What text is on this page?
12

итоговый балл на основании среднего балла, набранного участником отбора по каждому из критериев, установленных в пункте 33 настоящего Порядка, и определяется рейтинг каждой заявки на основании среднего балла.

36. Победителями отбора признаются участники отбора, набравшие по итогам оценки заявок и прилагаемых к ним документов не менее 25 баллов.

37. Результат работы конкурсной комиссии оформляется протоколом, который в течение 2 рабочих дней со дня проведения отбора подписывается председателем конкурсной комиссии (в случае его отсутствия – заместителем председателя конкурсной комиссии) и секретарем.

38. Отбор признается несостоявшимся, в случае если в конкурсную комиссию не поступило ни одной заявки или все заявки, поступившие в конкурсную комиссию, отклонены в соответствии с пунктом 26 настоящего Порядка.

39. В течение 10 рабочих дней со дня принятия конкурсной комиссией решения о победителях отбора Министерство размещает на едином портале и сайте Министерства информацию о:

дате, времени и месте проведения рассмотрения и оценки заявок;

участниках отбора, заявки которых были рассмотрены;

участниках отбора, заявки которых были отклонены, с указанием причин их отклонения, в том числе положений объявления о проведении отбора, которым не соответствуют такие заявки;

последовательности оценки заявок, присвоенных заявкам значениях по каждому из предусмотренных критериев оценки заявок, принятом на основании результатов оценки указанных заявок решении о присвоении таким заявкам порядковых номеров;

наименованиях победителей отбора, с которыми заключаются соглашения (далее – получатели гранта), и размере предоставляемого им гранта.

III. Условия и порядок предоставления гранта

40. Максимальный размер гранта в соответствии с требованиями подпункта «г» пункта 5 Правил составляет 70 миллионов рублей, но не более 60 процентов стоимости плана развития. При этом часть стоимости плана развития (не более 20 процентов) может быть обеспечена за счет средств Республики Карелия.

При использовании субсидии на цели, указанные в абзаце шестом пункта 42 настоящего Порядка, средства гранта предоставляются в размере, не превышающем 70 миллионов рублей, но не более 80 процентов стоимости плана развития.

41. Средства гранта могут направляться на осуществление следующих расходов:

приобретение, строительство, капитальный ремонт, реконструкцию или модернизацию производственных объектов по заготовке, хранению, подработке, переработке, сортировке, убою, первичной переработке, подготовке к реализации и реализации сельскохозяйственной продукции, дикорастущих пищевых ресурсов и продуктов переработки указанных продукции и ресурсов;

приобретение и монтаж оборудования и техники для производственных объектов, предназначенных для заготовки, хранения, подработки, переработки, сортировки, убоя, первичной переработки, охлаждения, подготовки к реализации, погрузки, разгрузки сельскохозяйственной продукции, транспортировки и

------------------------------

**Task prompt**
Check each line above for the word "соответствии", and copy the lines where it appears.

**Solution for this problem**
38. Отбор признается несостоявшимся, в случае если в конкурсную комиссию не поступило ни одной заявки или все заявки, поступившие в конкурсную комиссию, отклонены в соответствии с пунктом 26 настоящего Порядка.
40. Максимальный размер гранта в соответствии с требованиями подпункта «г» пункта 5 Правил составляет 70 миллионов рублей, но не более 60 процентов стоимости плана развития. При этом часть стоимости плана развития (не более 20 процентов) может быть обеспечена за счет средств Республики Карелия.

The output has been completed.